#### [TO DO]
Print all of the lines exactly. Any picture among them stays out.

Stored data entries
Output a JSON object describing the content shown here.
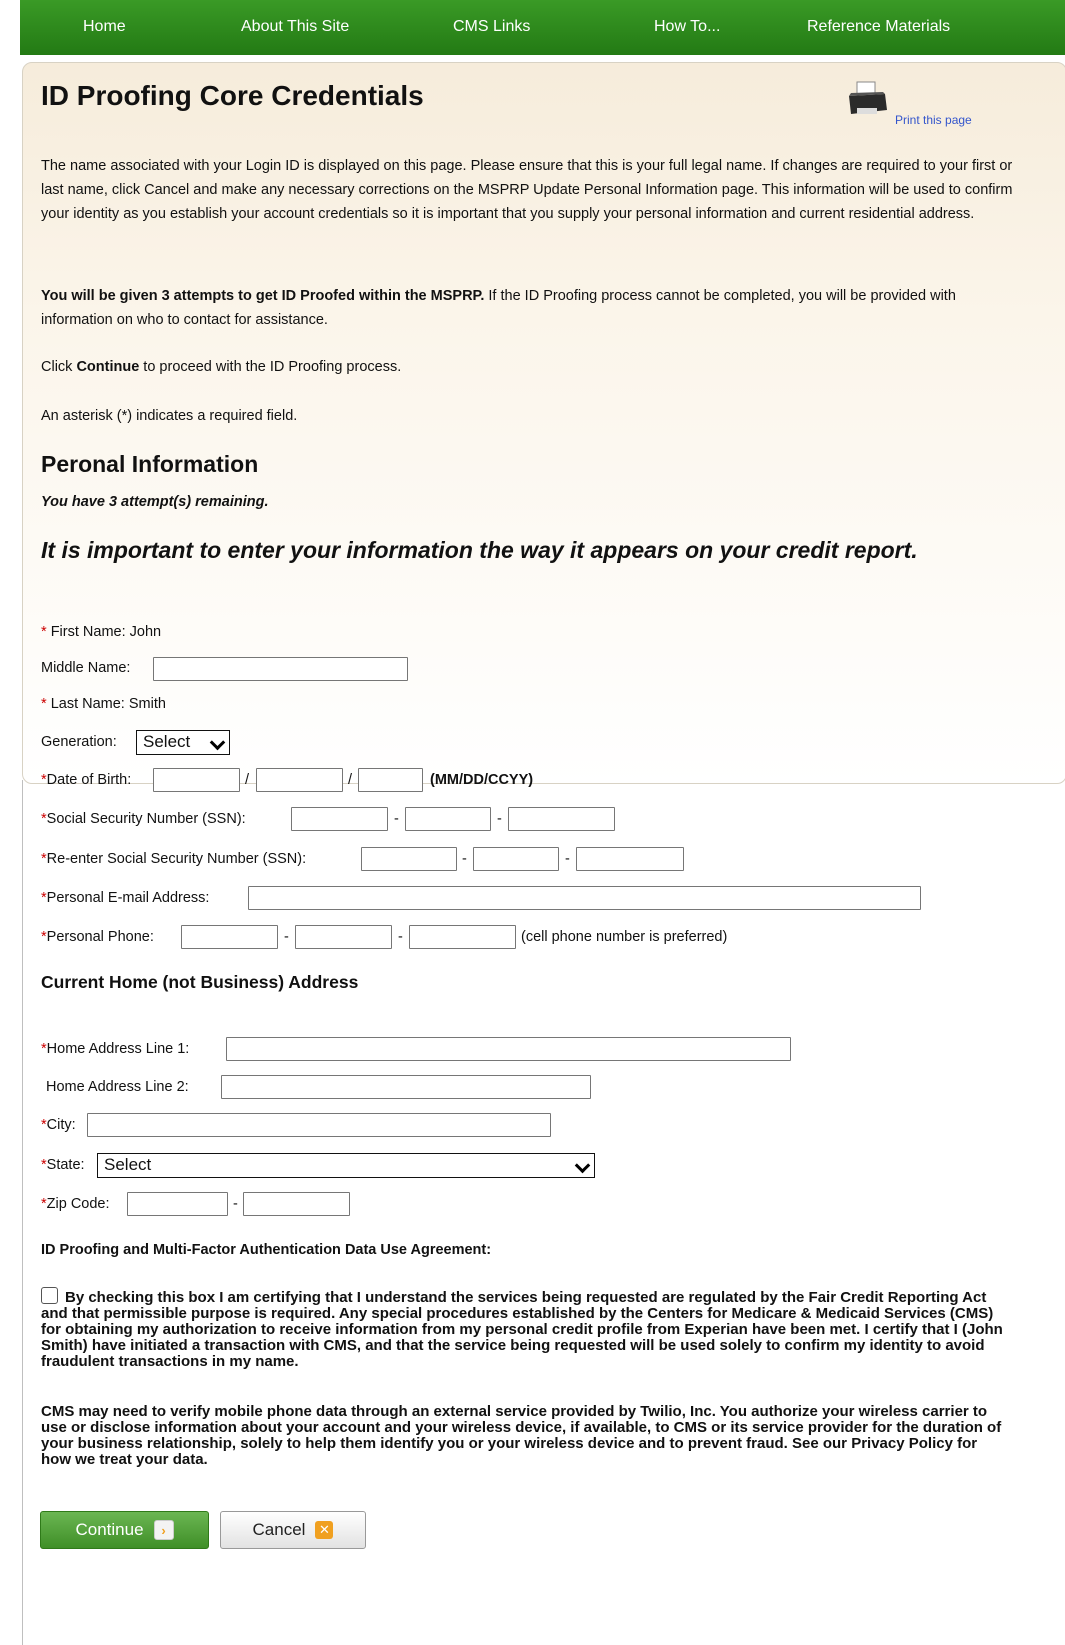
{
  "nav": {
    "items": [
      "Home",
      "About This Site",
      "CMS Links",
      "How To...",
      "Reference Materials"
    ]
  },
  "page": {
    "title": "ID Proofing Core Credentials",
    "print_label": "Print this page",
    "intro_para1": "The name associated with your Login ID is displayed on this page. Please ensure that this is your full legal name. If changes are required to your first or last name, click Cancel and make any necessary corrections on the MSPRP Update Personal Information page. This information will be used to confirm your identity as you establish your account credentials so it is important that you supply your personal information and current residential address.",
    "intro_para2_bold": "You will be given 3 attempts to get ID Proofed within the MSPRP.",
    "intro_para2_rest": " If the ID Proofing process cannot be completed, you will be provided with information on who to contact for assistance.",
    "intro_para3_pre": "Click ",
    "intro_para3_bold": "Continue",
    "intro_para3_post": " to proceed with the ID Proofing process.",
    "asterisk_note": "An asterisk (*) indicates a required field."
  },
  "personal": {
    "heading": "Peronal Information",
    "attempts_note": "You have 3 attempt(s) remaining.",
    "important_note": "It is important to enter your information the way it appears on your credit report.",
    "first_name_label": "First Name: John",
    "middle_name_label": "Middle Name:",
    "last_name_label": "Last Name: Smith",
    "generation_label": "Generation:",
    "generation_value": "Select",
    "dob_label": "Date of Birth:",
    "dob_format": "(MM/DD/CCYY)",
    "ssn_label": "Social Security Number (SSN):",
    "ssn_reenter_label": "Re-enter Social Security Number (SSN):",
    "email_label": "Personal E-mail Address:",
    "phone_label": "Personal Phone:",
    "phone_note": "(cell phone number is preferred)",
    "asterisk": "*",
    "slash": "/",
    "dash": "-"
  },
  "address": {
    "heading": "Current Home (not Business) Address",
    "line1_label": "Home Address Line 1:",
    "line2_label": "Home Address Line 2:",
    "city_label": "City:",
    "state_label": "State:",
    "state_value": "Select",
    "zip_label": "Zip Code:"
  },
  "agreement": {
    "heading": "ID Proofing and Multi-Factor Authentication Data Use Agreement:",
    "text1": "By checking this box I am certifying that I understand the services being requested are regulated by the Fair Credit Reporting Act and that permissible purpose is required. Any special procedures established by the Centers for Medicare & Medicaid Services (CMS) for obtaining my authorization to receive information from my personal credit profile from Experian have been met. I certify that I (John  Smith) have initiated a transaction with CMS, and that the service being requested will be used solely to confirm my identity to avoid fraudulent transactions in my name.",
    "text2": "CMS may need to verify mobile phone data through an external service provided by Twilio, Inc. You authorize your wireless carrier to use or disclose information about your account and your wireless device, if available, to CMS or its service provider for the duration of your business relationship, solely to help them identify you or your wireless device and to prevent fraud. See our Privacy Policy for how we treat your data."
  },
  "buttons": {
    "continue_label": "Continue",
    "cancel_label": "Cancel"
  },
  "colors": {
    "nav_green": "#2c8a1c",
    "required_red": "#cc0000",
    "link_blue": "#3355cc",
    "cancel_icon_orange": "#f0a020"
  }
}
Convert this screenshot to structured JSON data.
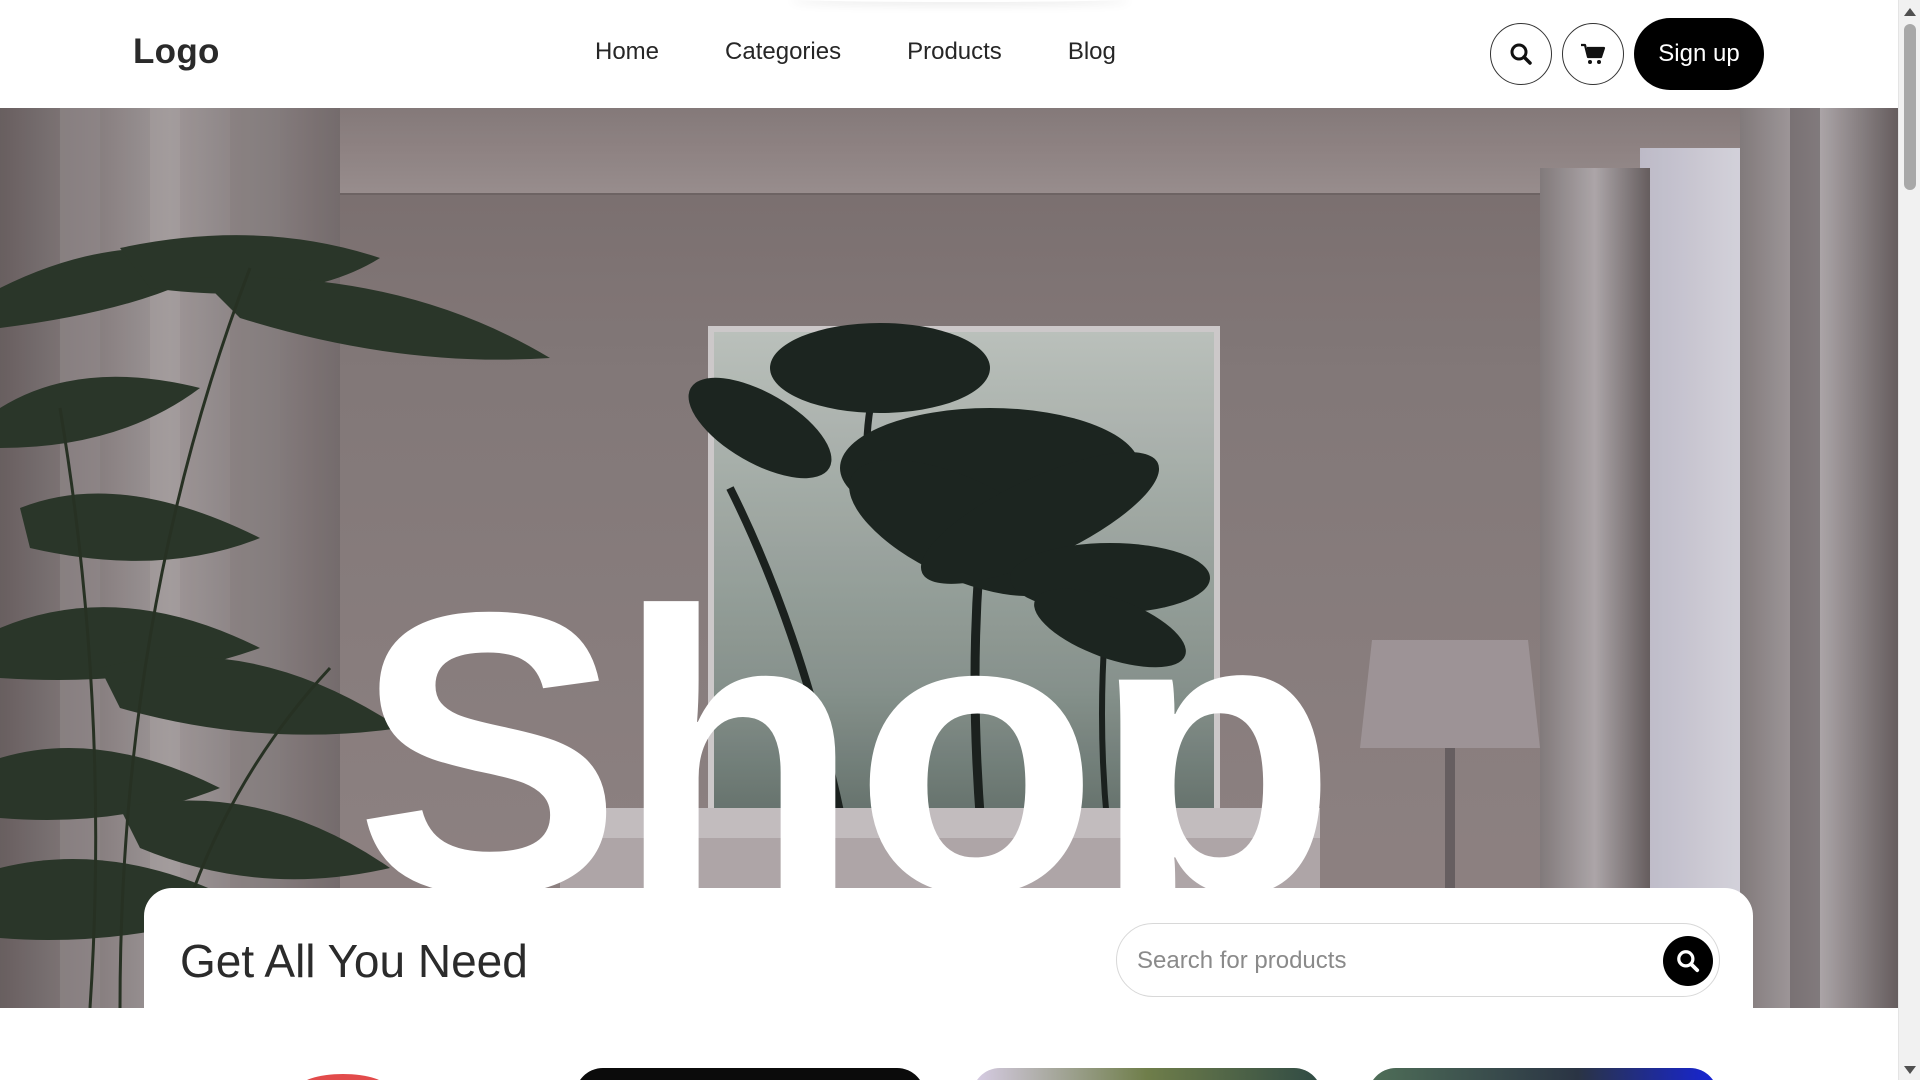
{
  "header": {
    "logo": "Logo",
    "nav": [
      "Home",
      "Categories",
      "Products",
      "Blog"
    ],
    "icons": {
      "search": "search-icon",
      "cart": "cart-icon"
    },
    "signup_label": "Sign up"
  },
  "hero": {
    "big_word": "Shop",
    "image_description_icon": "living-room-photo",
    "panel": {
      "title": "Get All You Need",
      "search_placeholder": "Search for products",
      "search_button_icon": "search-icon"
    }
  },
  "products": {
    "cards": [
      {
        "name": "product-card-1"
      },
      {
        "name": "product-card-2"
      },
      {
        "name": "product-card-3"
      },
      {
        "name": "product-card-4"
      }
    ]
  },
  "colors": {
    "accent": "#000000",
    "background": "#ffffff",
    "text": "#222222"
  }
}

#### [EXERCISE SOLUTION]
Output a JSON object describing the content shown here.
{
  "nav": {
    "items": [
      "Home",
      "About This Site",
      "CMS Links",
      "How To...",
      "Reference Materials"
    ]
  },
  "page": {
    "title": "ID Proofing Core Credentials",
    "print_label": "Print this page",
    "intro_para1": "The name associated with your Login ID is displayed on this page. Please ensure that this is your full legal name. If changes are required to your first or last name, click Cancel and make any necessary corrections on the MSPRP Update Personal Information page. This information will be used to confirm your identity as you establish your account credentials so it is important that you supply your personal information and current residential address.",
    "intro_para2_bold": "You will be given 3 attempts to get ID Proofed within the MSPRP.",
    "intro_para2_rest": " If the ID Proofing process cannot be completed, you will be provided with information on who to contact for assistance.",
    "intro_para3_pre": "Click ",
    "intro_para3_bold": "Continue",
    "intro_para3_post": " to proceed with the ID Proofing process.",
    "asterisk_note": "An asterisk (*) indicates a required field."
  },
  "personal": {
    "heading": "Peronal Information",
    "attempts_note": "You have 3 attempt(s) remaining.",
    "important_note": "It is important to enter your information the way it appears on your credit report.",
    "first_name_label": "First Name: John",
    "middle_name_label": "Middle Name:",
    "last_name_label": "Last Name: Smith",
    "generation_label": "Generation:",
    "generation_value": "Select",
    "dob_label": "Date of Birth:",
    "dob_format": "(MM/DD/CCYY)",
    "ssn_label": "Social Security Number (SSN):",
    "ssn_reenter_label": "Re-enter Social Security Number (SSN):",
    "email_label": "Personal E-mail Address:",
    "phone_label": "Personal Phone:",
    "phone_note": "(cell phone number is preferred)",
    "asterisk": "*",
    "slash": "/",
    "dash": "-"
  },
  "address": {
    "heading": "Current Home (not Business) Address",
    "line1_label": "Home Address Line 1:",
    "line2_label": "Home Address Line 2:",
    "city_label": "City:",
    "state_label": "State:",
    "state_value": "Select",
    "zip_label": "Zip Code:"
  },
  "agreement": {
    "heading": "ID Proofing and Multi-Factor Authentication Data Use Agreement:",
    "text1": "By checking this box I am certifying that I understand the services being requested are regulated by the Fair Credit Reporting Act and that permissible purpose is required. Any special procedures established by the Centers for Medicare & Medicaid Services (CMS) for obtaining my authorization to receive information from my personal credit profile from Experian have been met. I certify that I (John  Smith) have initiated a transaction with CMS, and that the service being requested will be used solely to confirm my identity to avoid fraudulent transactions in my name.",
    "text2": "CMS may need to verify mobile phone data through an external service provided by Twilio, Inc. You authorize your wireless carrier to use or disclose information about your account and your wireless device, if available, to CMS or its service provider for the duration of your business relationship, solely to help them identify you or your wireless device and to prevent fraud. See our Privacy Policy for how we treat your data."
  },
  "buttons": {
    "continue_label": "Continue",
    "cancel_label": "Cancel"
  },
  "colors": {
    "nav_green": "#2c8a1c",
    "required_red": "#cc0000",
    "link_blue": "#3355cc",
    "cancel_icon_orange": "#f0a020"
  }
}
Convert this screenshot to structured JSON data.
{
  "header": {
    "logo": "Logo",
    "nav": [
      "Home",
      "Categories",
      "Products",
      "Blog"
    ],
    "icons": {
      "search": "search-icon",
      "cart": "cart-icon"
    },
    "signup_label": "Sign up"
  },
  "hero": {
    "big_word": "Shop",
    "image_description_icon": "living-room-photo",
    "panel": {
      "title": "Get All You Need",
      "search_placeholder": "Search for products",
      "search_button_icon": "search-icon"
    }
  },
  "products": {
    "cards": [
      {
        "name": "product-card-1"
      },
      {
        "name": "product-card-2"
      },
      {
        "name": "product-card-3"
      },
      {
        "name": "product-card-4"
      }
    ]
  },
  "colors": {
    "accent": "#000000",
    "background": "#ffffff",
    "text": "#222222"
  }
}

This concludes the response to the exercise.